_Task_
List each line of the data that holds the word "What".
====== Task material
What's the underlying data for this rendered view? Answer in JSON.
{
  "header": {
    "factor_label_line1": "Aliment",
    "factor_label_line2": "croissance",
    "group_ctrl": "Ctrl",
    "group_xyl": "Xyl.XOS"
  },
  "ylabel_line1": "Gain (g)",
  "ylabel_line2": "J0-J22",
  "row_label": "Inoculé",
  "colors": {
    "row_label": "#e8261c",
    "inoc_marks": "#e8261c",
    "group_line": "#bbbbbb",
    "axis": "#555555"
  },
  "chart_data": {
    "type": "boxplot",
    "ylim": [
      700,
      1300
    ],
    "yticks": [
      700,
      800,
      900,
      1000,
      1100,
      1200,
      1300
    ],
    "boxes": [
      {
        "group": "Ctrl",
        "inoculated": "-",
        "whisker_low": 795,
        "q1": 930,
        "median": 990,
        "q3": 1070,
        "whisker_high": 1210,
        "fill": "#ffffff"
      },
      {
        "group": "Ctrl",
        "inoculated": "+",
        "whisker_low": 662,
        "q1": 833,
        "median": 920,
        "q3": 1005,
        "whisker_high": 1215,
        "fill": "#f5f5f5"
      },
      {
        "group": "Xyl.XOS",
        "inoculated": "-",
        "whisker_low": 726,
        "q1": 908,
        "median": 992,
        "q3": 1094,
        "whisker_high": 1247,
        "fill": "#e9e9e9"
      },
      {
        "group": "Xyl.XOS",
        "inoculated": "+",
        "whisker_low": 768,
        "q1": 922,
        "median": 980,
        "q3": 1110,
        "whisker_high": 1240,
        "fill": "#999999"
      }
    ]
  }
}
============
====== Task material
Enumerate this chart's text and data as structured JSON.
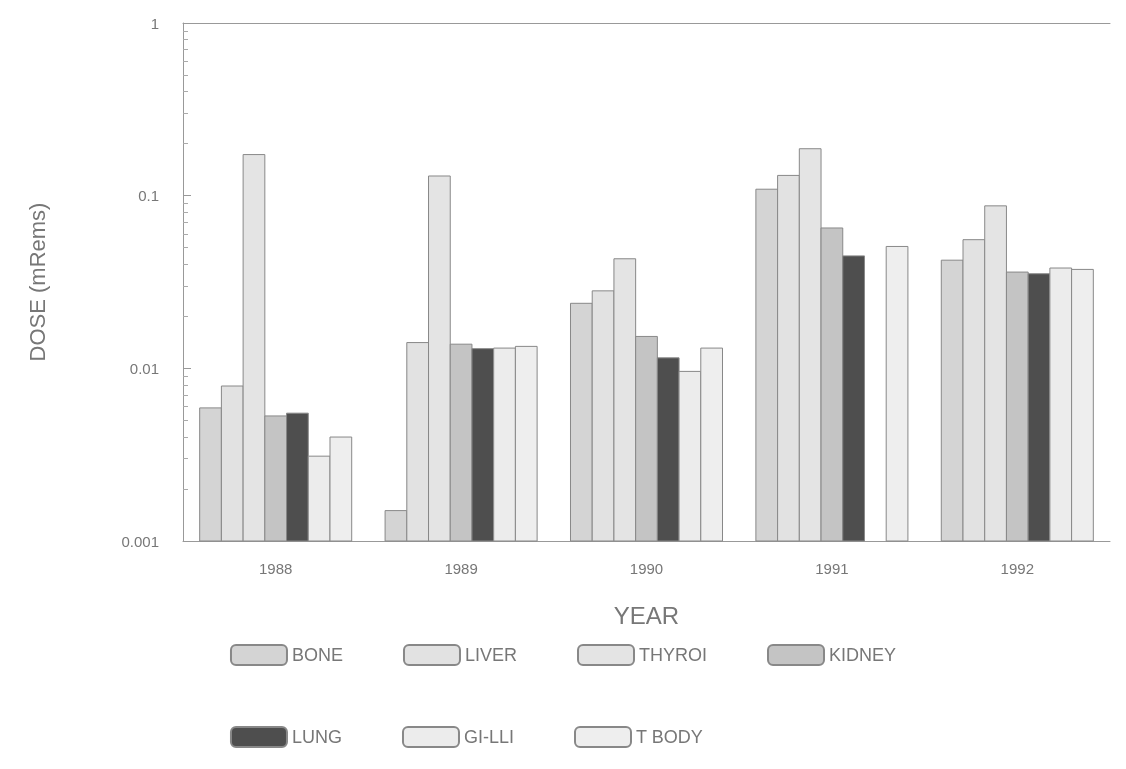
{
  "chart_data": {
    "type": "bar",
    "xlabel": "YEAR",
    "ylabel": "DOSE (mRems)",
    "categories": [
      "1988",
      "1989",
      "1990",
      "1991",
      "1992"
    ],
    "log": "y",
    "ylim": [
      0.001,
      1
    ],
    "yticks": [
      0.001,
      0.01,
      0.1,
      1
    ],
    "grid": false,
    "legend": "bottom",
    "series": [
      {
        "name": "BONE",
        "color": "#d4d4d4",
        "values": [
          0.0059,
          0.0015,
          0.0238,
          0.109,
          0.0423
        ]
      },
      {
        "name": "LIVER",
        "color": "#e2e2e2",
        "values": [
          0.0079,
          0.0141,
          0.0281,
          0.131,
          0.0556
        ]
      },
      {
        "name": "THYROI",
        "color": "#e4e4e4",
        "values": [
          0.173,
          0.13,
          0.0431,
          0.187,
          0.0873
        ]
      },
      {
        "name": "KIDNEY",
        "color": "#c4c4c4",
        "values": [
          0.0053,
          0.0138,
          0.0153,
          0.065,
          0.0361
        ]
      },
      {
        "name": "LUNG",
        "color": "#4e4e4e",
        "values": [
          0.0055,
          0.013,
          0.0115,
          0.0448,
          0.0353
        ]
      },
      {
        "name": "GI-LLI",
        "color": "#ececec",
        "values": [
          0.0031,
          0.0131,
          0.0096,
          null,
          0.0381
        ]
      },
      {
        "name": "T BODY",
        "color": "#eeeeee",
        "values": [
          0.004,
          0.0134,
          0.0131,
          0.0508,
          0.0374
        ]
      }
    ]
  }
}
============
====== Task material
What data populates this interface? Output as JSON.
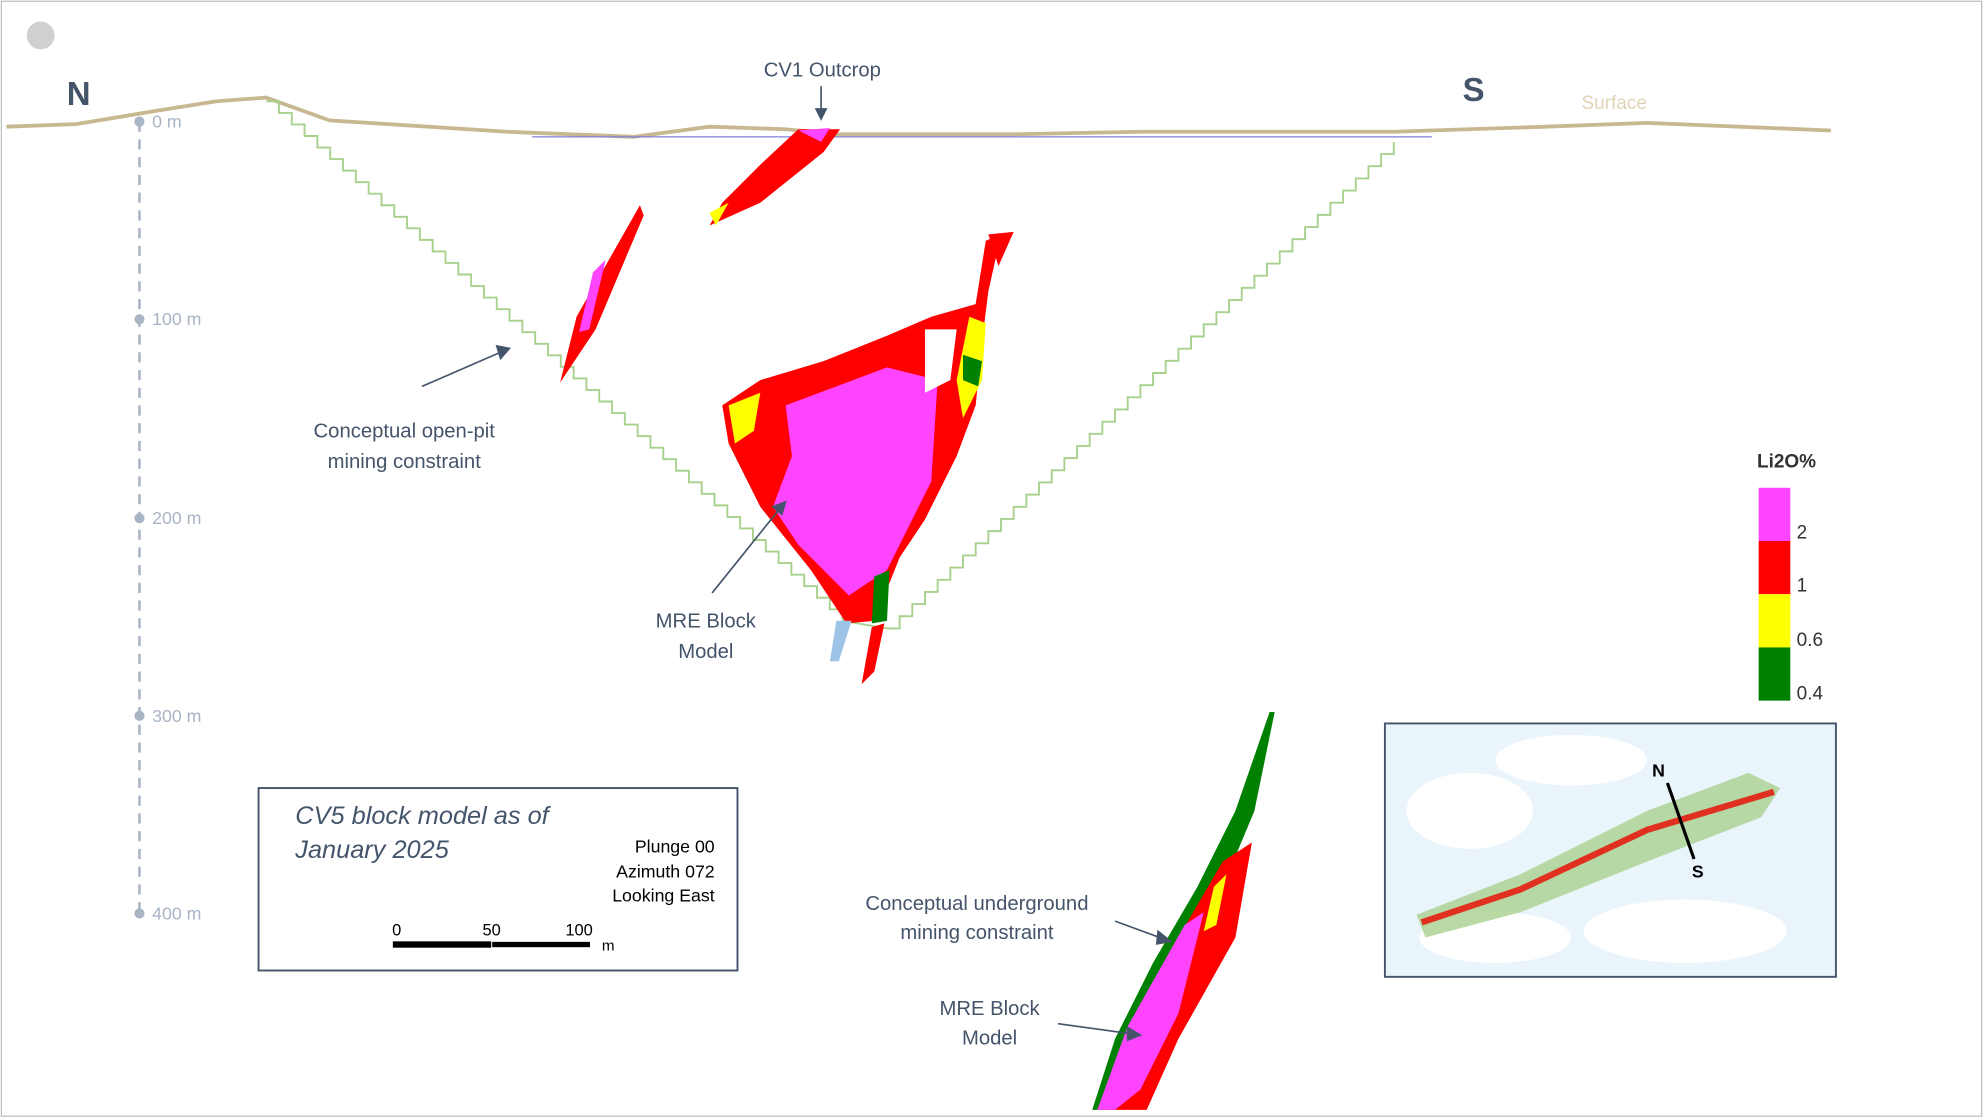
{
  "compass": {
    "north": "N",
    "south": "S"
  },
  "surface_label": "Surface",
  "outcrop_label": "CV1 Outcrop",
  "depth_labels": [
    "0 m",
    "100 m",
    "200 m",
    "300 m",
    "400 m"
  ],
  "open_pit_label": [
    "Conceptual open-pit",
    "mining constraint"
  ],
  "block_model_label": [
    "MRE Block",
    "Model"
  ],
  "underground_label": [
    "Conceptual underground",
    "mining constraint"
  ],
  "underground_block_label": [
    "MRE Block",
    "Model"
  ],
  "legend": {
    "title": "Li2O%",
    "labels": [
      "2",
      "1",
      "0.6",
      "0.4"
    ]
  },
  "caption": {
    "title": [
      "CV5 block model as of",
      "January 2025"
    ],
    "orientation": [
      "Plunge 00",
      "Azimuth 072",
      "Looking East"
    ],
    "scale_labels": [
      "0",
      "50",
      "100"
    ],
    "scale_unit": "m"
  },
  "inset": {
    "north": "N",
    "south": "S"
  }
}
============
_The reply_
What's the underlying data for this rendered view? Answer in JSON.
What data populates this interface? Output as JSON.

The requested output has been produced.